WHAT YOU WILL DO:
- 1) In the excerpt on merging Python dictionaries, which dictionary's value wins for a duplicate key when you write dict(y, **x)?
- 2) Carry on the excerpt on merging Python dictionaries, starting after its last line.

DOCUMENT EXCERPT:
⁂
This question provides an idiom. You use one of the dicts as keyword arguments to the dict() constructor:

dict(y, **x)

Duplicates are resolved in favor of the value in x; for example

dict({'a' : 'y[a]'}, **{'a', 'x[a]'}) == {'a' : 'x[a]'}
Answered By: Mechanical snail

You can also use update method of dict like

a = {'a' : 0, 'b' : 1}
b = {'c' : 2}

a.update(b)
⁂
RECORDED INFORMATION:
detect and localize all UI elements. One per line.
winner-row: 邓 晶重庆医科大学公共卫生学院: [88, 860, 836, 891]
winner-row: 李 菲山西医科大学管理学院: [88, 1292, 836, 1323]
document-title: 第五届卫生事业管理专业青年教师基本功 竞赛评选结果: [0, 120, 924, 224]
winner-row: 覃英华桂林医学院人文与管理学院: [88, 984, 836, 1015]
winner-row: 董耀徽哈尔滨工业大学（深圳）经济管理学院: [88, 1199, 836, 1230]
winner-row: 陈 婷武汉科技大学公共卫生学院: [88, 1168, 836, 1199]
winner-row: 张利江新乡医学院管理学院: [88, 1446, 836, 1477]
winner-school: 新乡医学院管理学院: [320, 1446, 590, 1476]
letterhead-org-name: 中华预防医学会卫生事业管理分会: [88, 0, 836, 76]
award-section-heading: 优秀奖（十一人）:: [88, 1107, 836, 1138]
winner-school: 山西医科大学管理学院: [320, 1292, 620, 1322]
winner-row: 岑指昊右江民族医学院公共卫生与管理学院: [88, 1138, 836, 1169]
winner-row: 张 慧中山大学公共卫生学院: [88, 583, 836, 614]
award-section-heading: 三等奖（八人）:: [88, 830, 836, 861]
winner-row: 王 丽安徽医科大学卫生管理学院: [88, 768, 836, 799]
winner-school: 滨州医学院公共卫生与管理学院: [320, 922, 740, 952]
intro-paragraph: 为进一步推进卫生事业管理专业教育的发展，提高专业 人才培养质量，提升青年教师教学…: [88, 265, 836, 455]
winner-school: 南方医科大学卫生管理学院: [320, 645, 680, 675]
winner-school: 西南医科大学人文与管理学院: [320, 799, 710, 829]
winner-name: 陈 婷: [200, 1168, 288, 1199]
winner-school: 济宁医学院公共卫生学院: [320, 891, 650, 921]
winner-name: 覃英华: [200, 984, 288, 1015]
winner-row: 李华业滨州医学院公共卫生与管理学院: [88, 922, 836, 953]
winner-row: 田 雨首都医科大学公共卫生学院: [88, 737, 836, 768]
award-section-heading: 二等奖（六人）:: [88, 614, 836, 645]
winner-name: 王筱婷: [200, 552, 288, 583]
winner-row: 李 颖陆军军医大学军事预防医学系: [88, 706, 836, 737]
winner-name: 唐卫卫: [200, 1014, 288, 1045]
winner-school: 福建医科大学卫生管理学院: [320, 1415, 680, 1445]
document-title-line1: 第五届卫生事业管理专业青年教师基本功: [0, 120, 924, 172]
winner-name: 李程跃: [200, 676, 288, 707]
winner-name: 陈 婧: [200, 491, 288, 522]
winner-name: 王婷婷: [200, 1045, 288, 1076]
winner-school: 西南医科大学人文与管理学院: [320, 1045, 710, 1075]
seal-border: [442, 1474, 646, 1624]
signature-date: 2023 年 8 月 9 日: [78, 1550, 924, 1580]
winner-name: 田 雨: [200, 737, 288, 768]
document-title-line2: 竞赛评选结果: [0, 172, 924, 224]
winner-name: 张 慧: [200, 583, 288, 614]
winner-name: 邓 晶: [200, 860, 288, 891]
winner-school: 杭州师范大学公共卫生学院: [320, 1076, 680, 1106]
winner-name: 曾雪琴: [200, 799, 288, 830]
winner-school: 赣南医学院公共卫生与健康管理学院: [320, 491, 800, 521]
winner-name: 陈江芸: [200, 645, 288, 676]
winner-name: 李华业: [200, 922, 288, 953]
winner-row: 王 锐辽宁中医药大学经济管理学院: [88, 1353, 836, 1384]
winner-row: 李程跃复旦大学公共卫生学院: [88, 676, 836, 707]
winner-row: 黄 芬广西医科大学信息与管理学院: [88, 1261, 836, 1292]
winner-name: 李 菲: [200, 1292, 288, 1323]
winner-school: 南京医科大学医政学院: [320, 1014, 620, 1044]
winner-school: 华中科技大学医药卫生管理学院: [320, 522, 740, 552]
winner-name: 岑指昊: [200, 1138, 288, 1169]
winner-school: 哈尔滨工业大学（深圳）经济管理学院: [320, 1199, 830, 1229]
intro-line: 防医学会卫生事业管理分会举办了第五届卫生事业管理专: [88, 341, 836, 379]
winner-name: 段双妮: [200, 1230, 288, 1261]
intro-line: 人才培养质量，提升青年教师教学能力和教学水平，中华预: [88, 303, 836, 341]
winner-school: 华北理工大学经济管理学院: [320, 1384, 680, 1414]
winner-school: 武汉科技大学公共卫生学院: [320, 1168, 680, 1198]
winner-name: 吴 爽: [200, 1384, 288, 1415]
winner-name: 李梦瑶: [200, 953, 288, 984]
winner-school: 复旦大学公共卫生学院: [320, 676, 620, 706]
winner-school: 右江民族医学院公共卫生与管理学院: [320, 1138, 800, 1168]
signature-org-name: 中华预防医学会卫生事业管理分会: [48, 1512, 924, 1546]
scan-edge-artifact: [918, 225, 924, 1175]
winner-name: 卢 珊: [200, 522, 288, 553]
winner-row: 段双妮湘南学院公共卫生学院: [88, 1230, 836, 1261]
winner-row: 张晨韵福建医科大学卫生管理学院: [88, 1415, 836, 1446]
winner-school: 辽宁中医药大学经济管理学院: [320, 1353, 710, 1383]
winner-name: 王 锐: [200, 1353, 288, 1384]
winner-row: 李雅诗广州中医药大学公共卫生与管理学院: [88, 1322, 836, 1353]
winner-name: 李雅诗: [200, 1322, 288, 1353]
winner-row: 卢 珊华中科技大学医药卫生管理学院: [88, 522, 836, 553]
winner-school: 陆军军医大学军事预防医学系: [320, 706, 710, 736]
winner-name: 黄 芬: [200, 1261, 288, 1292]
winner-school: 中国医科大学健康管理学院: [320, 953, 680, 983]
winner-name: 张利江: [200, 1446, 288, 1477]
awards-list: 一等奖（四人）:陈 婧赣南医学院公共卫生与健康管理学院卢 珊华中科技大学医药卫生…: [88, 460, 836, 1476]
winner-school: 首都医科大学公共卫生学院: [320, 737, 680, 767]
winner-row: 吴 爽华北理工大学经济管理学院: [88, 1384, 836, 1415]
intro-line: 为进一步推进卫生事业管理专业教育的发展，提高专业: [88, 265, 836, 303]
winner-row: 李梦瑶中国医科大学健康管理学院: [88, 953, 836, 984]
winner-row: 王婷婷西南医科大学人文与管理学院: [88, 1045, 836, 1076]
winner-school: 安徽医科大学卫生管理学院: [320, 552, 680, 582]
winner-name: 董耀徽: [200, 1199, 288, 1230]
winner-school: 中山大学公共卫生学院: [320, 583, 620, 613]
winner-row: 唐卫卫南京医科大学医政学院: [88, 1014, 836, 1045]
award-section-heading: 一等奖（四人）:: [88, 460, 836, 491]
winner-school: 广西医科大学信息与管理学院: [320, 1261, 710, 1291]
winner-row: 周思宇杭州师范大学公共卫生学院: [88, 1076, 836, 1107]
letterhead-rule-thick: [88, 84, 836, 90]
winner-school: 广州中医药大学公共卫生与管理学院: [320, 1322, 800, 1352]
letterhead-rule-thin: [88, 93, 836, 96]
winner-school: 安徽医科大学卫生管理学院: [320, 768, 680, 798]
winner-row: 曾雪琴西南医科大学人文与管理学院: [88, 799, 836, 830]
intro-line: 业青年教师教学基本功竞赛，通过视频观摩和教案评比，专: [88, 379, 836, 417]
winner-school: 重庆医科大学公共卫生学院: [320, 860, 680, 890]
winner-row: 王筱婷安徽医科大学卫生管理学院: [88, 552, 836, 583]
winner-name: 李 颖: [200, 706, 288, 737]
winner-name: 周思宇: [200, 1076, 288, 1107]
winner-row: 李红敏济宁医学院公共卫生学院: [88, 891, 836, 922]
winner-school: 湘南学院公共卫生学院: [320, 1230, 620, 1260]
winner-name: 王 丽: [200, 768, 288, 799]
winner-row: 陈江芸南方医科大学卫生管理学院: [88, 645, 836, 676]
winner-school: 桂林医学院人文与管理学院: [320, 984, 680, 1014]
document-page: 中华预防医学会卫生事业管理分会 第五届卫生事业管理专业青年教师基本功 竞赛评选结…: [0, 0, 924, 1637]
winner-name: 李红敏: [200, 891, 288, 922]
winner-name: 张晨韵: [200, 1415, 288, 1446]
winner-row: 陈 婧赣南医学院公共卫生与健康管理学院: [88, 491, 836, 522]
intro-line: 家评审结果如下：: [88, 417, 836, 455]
⁂
EXERCISE RESPONSES:
- 1) The value in x wins.

- 2)
print a
Answered By: Nilesh

For a static dictionary, combining snapshots of other dicts:

As of Python 3.9, the binary "or" operator | has been defined to concatenate dictionaries. (A new, concrete dictionary is eagerly created):

>>> a = {"a":1}
>>> b = {"b":2}
>>> a|b
{'a': 1, 'b': 2}

Conversely, the |= augmented assignment has been implemented to mean the same as calling the update method:

>>> a = {"a":1}
>>> a |= {"b": 2}
>>> a
{'a': 1, 'b': 2}

For details, check PEP-584

Prior to Python 3.9, the simpler way to create a new dictionary is to create a new dictionary using the "star expansion" to add teh contents of each subctionary in place:

c = {**a, **b}

For dynamic dictionary combination, working as "view" to combined, live dicts:

If you need both dicts to remain independent, and updatable, you can create a single object that queries both dictionaries in its __getitem__ method (and implement get, __contains__ and other mapping method as you need them).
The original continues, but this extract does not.